From the listing below, extract each entry exactly as written, minus the images.

↓↓↓

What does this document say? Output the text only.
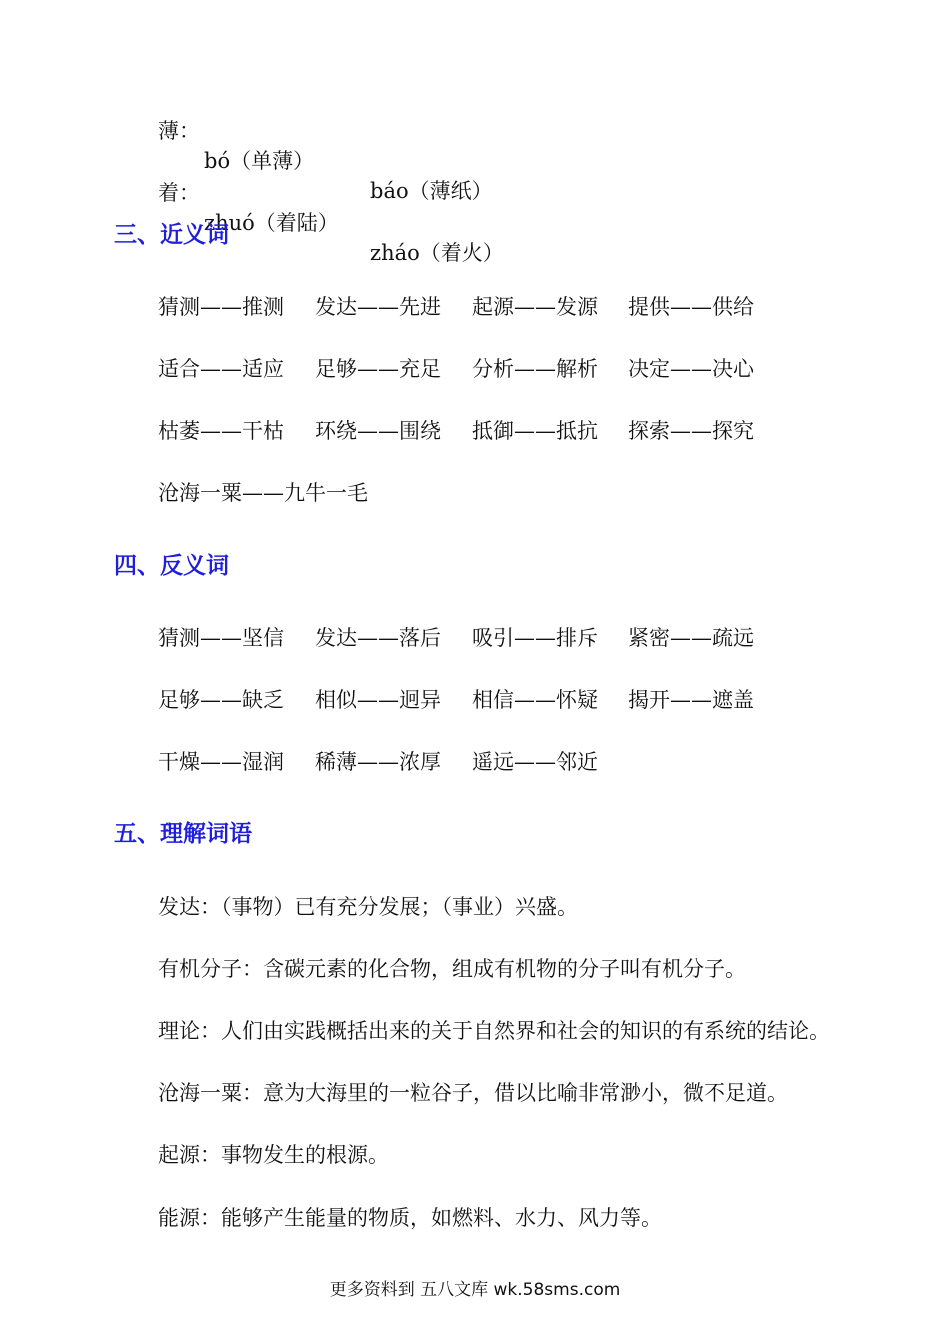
薄：

bó（单薄）

báo（薄纸）

着：

zhuó（着陆）

zháo（着火）

三、近义词
猜测——推测 发达——先进 起源——发源 提供——供给
适合——适应 足够——充足 分析——解析 决定——决心
枯萎——干枯 环绕——围绕 抵御——抵抗 探索——探究
沧海一粟——九牛一毛
四、反义词
猜测——坚信 发达——落后 吸引——排斥 紧密——疏远
足够——缺乏 相似——迥异 相信——怀疑 揭开——遮盖
干燥——湿润 稀薄——浓厚 遥远——邻近
五、理解词语
发达：（事物）已有充分发展；（事业）兴盛。
有机分子：含碳元素的化合物，组成有机物的分子叫有机分子。
理论：人们由实践概括出来的关于自然界和社会的知识的有系统的结论。
沧海一粟：意为大海里的一粒谷子，借以比喻非常渺小，微不足道。
起源：事物发生的根源。
能源：能够产生能量的物质，如燃料、水力、风力等。
更多资料到 五八文库 wk.58sms.com
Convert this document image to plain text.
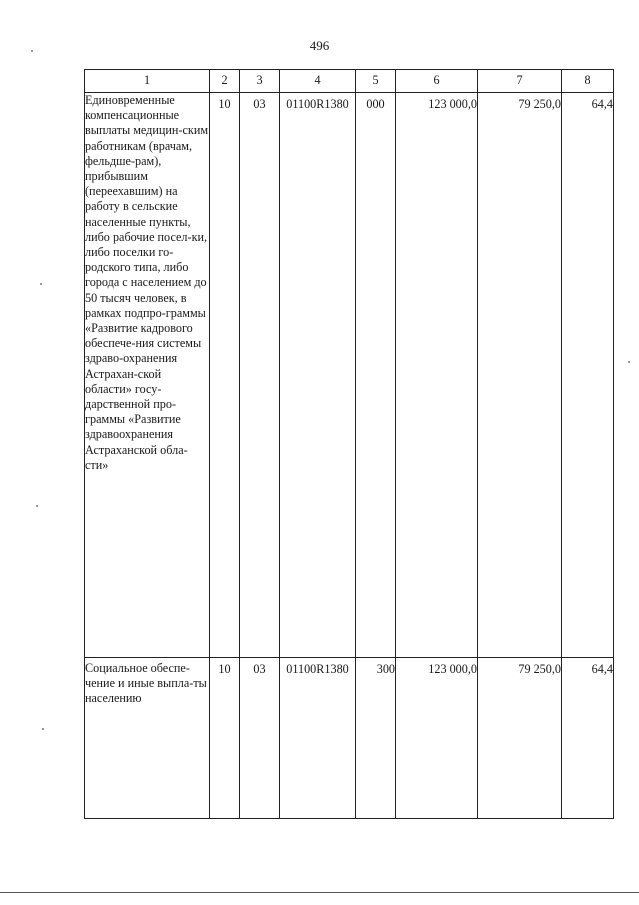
496
1	2	3	4	5	6	7	8
Единовременные компенсационные выплаты медицин-ским работникам (врачам, фельдше-рам), прибывшим (переехавшим) на работу в сельские населенные пункты, либо рабочие посел-ки, либо поселки го-родского типа, либо города с населением до 50 тысяч человек, в рамках подпро-граммы «Развитие кадрового обеспече-ния системы здраво-охранения Астрахан-ской области» госу-дарственной про-граммы «Развитие здравоохранения Астраханской обла-сти»	10	03	01100R1380	000	123 000,0	79 250,0	64,4
Социальное обеспе-чение и иные выпла-ты населению	10	03	01100R1380	300	123 000,0	79 250,0	64,4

↑↑↑

- Right answer
What does this document say? Output the text only.
薄：

bó（单薄）

báo（薄纸）

着：

zhuó（着陆）

zháo（着火）

三、近义词
猜测——推测 发达——先进 起源——发源 提供——供给
适合——适应 足够——充足 分析——解析 决定——决心
枯萎——干枯 环绕——围绕 抵御——抵抗 探索——探究
沧海一粟——九牛一毛
四、反义词
猜测——坚信 发达——落后 吸引——排斥 紧密——疏远
足够——缺乏 相似——迥异 相信——怀疑 揭开——遮盖
干燥——湿润 稀薄——浓厚 遥远——邻近
五、理解词语
发达：（事物）已有充分发展；（事业）兴盛。
有机分子：含碳元素的化合物，组成有机物的分子叫有机分子。
理论：人们由实践概括出来的关于自然界和社会的知识的有系统的结论。
沧海一粟：意为大海里的一粒谷子，借以比喻非常渺小，微不足道。
起源：事物发生的根源。
能源：能够产生能量的物质，如燃料、水力、风力等。
更多资料到 五八文库 wk.58sms.com
Convert this document image to plain text.
496
1	2	3	4	5	6	7	8
Единовременные компенсационные выплаты медицин-ским работникам (врачам, фельдше-рам), прибывшим (переехавшим) на работу в сельские населенные пункты, либо рабочие посел-ки, либо поселки го-родского типа, либо города с населением до 50 тысяч человек, в рамках подпро-граммы «Развитие кадрового обеспече-ния системы здраво-охранения Астрахан-ской области» госу-дарственной про-граммы «Развитие здравоохранения Астраханской обла-сти»	10	03	01100R1380	000	123 000,0	79 250,0	64,4
Социальное обеспе-чение и иные выпла-ты населению	10	03	01100R1380	300	123 000,0	79 250,0	64,4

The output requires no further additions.